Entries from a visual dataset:
──────────────────────────────

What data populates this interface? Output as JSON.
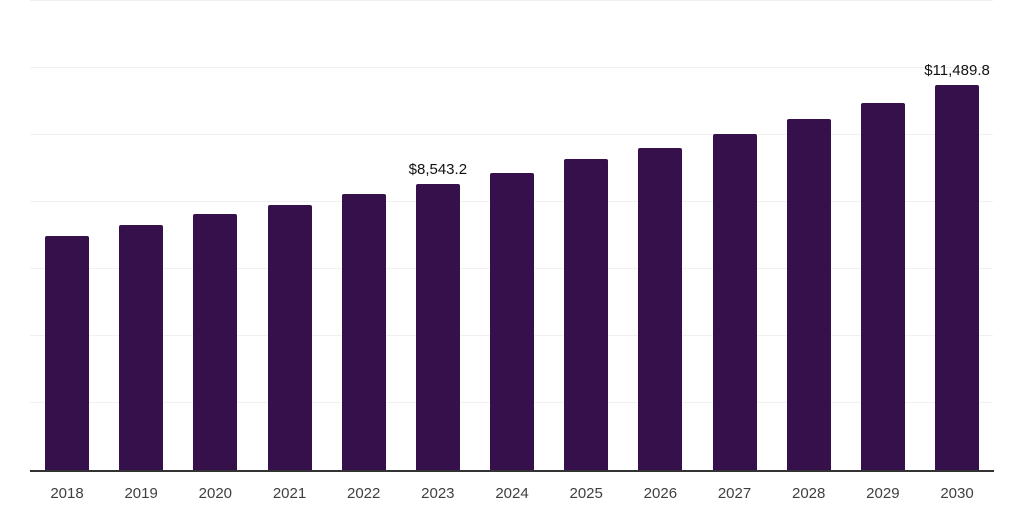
{
  "chart_data": {
    "type": "bar",
    "categories": [
      "2018",
      "2019",
      "2020",
      "2021",
      "2022",
      "2023",
      "2024",
      "2025",
      "2026",
      "2027",
      "2028",
      "2029",
      "2030"
    ],
    "values": [
      7000,
      7320,
      7655,
      7905,
      8250,
      8543.2,
      8870,
      9270,
      9620,
      10045,
      10480,
      10970,
      11489.8
    ],
    "data_labels": [
      "",
      "",
      "",
      "",
      "",
      "$8,543.2",
      "",
      "",
      "",
      "",
      "",
      "",
      "$11,489.8"
    ],
    "title": "",
    "xlabel": "",
    "ylabel": "",
    "ylim": [
      0,
      14000
    ],
    "grid": true,
    "gridline_step": 2000,
    "legend": "none",
    "colors": {
      "bar": "#35104b",
      "axis": "#333333",
      "gridline": "#f0f0f0",
      "data_label": "#111111",
      "tick_label": "#404040"
    }
  }
}
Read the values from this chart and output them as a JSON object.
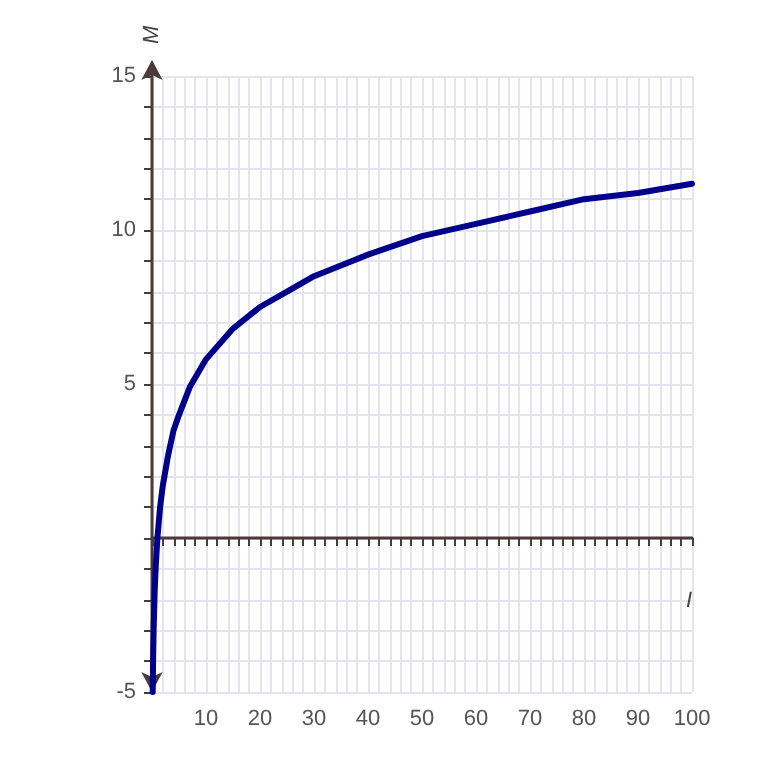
{
  "chart_data": {
    "type": "line",
    "xlabel": "I",
    "ylabel": "M",
    "x": [
      0.135,
      0.2,
      0.3,
      0.5,
      0.7,
      1,
      1.5,
      2,
      3,
      4,
      5,
      7,
      10,
      15,
      20,
      25,
      30,
      40,
      50,
      60,
      70,
      80,
      90,
      100
    ],
    "series": [
      {
        "color": "#00008b",
        "values": [
          -5.0,
          -4.0,
          -3.0,
          -1.7,
          -0.9,
          0,
          1.0,
          1.7,
          2.7,
          3.5,
          4.0,
          4.9,
          5.8,
          6.8,
          7.5,
          8.0,
          8.5,
          9.2,
          9.8,
          10.2,
          10.6,
          11.0,
          11.2,
          11.5
        ]
      }
    ],
    "xlim": [
      0,
      100
    ],
    "ylim": [
      -5,
      15
    ],
    "xticks": [
      {
        "value": 0,
        "label": null
      },
      {
        "value": 2,
        "label": null
      },
      {
        "value": 4,
        "label": null
      },
      {
        "value": 6,
        "label": null
      },
      {
        "value": 8,
        "label": null
      },
      10,
      {
        "value": 12,
        "label": null
      },
      {
        "value": 14,
        "label": null
      },
      {
        "value": 16,
        "label": null
      },
      {
        "value": 18,
        "label": null
      },
      20,
      {
        "value": 22,
        "label": null
      },
      {
        "value": 24,
        "label": null
      },
      {
        "value": 26,
        "label": null
      },
      {
        "value": 28,
        "label": null
      },
      30,
      {
        "value": 32,
        "label": null
      },
      {
        "value": 34,
        "label": null
      },
      {
        "value": 36,
        "label": null
      },
      {
        "value": 38,
        "label": null
      },
      40,
      {
        "value": 42,
        "label": null
      },
      {
        "value": 44,
        "label": null
      },
      {
        "value": 46,
        "label": null
      },
      {
        "value": 48,
        "label": null
      },
      50,
      {
        "value": 52,
        "label": null
      },
      {
        "value": 54,
        "label": null
      },
      {
        "value": 56,
        "label": null
      },
      {
        "value": 58,
        "label": null
      },
      60,
      {
        "value": 62,
        "label": null
      },
      {
        "value": 64,
        "label": null
      },
      {
        "value": 66,
        "label": null
      },
      {
        "value": 68,
        "label": null
      },
      70,
      {
        "value": 72,
        "label": null
      },
      {
        "value": 74,
        "label": null
      },
      {
        "value": 76,
        "label": null
      },
      {
        "value": 78,
        "label": null
      },
      80,
      {
        "value": 82,
        "label": null
      },
      {
        "value": 84,
        "label": null
      },
      {
        "value": 86,
        "label": null
      },
      {
        "value": 88,
        "label": null
      },
      90,
      {
        "value": 92,
        "label": null
      },
      {
        "value": 94,
        "label": null
      },
      {
        "value": 96,
        "label": null
      },
      {
        "value": 98,
        "label": null
      },
      100
    ],
    "yticks": [
      -5,
      {
        "value": -4,
        "label": null
      },
      {
        "value": -3,
        "label": null
      },
      {
        "value": -2,
        "label": null
      },
      {
        "value": -1,
        "label": null
      },
      {
        "value": 0,
        "label": null
      },
      {
        "value": 1,
        "label": null
      },
      {
        "value": 2,
        "label": null
      },
      {
        "value": 3,
        "label": null
      },
      {
        "value": 4,
        "label": null
      },
      5,
      {
        "value": 6,
        "label": null
      },
      {
        "value": 7,
        "label": null
      },
      {
        "value": 8,
        "label": null
      },
      {
        "value": 9,
        "label": null
      },
      10,
      {
        "value": 11,
        "label": null
      },
      {
        "value": 12,
        "label": null
      },
      {
        "value": 13,
        "label": null
      },
      {
        "value": 14,
        "label": null
      },
      15
    ],
    "grid": true,
    "marker": "none",
    "line_style": "solid"
  }
}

──────────────────────────────

Quote everything in the listing above exactly; pictures are the only thing to omit.

* _Full output_
What data populates this interface? Output as JSON.
{
  "chart_data": {
    "type": "bar",
    "categories": [
      "2018",
      "2019",
      "2020",
      "2021",
      "2022",
      "2023",
      "2024",
      "2025",
      "2026",
      "2027",
      "2028",
      "2029",
      "2030"
    ],
    "values": [
      7000,
      7320,
      7655,
      7905,
      8250,
      8543.2,
      8870,
      9270,
      9620,
      10045,
      10480,
      10970,
      11489.8
    ],
    "data_labels": [
      "",
      "",
      "",
      "",
      "",
      "$8,543.2",
      "",
      "",
      "",
      "",
      "",
      "",
      "$11,489.8"
    ],
    "title": "",
    "xlabel": "",
    "ylabel": "",
    "ylim": [
      0,
      14000
    ],
    "grid": true,
    "gridline_step": 2000,
    "legend": "none",
    "colors": {
      "bar": "#35104b",
      "axis": "#333333",
      "gridline": "#f0f0f0",
      "data_label": "#111111",
      "tick_label": "#404040"
    }
  }
}
Read the values from this chart and output them as a JSON object.
{
  "chart_data": {
    "type": "line",
    "xlabel": "I",
    "ylabel": "M",
    "x": [
      0.135,
      0.2,
      0.3,
      0.5,
      0.7,
      1,
      1.5,
      2,
      3,
      4,
      5,
      7,
      10,
      15,
      20,
      25,
      30,
      40,
      50,
      60,
      70,
      80,
      90,
      100
    ],
    "series": [
      {
        "color": "#00008b",
        "values": [
          -5.0,
          -4.0,
          -3.0,
          -1.7,
          -0.9,
          0,
          1.0,
          1.7,
          2.7,
          3.5,
          4.0,
          4.9,
          5.8,
          6.8,
          7.5,
          8.0,
          8.5,
          9.2,
          9.8,
          10.2,
          10.6,
          11.0,
          11.2,
          11.5
        ]
      }
    ],
    "xlim": [
      0,
      100
    ],
    "ylim": [
      -5,
      15
    ],
    "xticks": [
      {
        "value": 0,
        "label": null
      },
      {
        "value": 2,
        "label": null
      },
      {
        "value": 4,
        "label": null
      },
      {
        "value": 6,
        "label": null
      },
      {
        "value": 8,
        "label": null
      },
      10,
      {
        "value": 12,
        "label": null
      },
      {
        "value": 14,
        "label": null
      },
      {
        "value": 16,
        "label": null
      },
      {
        "value": 18,
        "label": null
      },
      20,
      {
        "value": 22,
        "label": null
      },
      {
        "value": 24,
        "label": null
      },
      {
        "value": 26,
        "label": null
      },
      {
        "value": 28,
        "label": null
      },
      30,
      {
        "value": 32,
        "label": null
      },
      {
        "value": 34,
        "label": null
      },
      {
        "value": 36,
        "label": null
      },
      {
        "value": 38,
        "label": null
      },
      40,
      {
        "value": 42,
        "label": null
      },
      {
        "value": 44,
        "label": null
      },
      {
        "value": 46,
        "label": null
      },
      {
        "value": 48,
        "label": null
      },
      50,
      {
        "value": 52,
        "label": null
      },
      {
        "value": 54,
        "label": null
      },
      {
        "value": 56,
        "label": null
      },
      {
        "value": 58,
        "label": null
      },
      60,
      {
        "value": 62,
        "label": null
      },
      {
        "value": 64,
        "label": null
      },
      {
        "value": 66,
        "label": null
      },
      {
        "value": 68,
        "label": null
      },
      70,
      {
        "value": 72,
        "label": null
      },
      {
        "value": 74,
        "label": null
      },
      {
        "value": 76,
        "label": null
      },
      {
        "value": 78,
        "label": null
      },
      80,
      {
        "value": 82,
        "label": null
      },
      {
        "value": 84,
        "label": null
      },
      {
        "value": 86,
        "label": null
      },
      {
        "value": 88,
        "label": null
      },
      90,
      {
        "value": 92,
        "label": null
      },
      {
        "value": 94,
        "label": null
      },
      {
        "value": 96,
        "label": null
      },
      {
        "value": 98,
        "label": null
      },
      100
    ],
    "yticks": [
      -5,
      {
        "value": -4,
        "label": null
      },
      {
        "value": -3,
        "label": null
      },
      {
        "value": -2,
        "label": null
      },
      {
        "value": -1,
        "label": null
      },
      {
        "value": 0,
        "label": null
      },
      {
        "value": 1,
        "label": null
      },
      {
        "value": 2,
        "label": null
      },
      {
        "value": 3,
        "label": null
      },
      {
        "value": 4,
        "label": null
      },
      5,
      {
        "value": 6,
        "label": null
      },
      {
        "value": 7,
        "label": null
      },
      {
        "value": 8,
        "label": null
      },
      {
        "value": 9,
        "label": null
      },
      10,
      {
        "value": 11,
        "label": null
      },
      {
        "value": 12,
        "label": null
      },
      {
        "value": 13,
        "label": null
      },
      {
        "value": 14,
        "label": null
      },
      15
    ],
    "grid": true,
    "marker": "none",
    "line_style": "solid"
  }
}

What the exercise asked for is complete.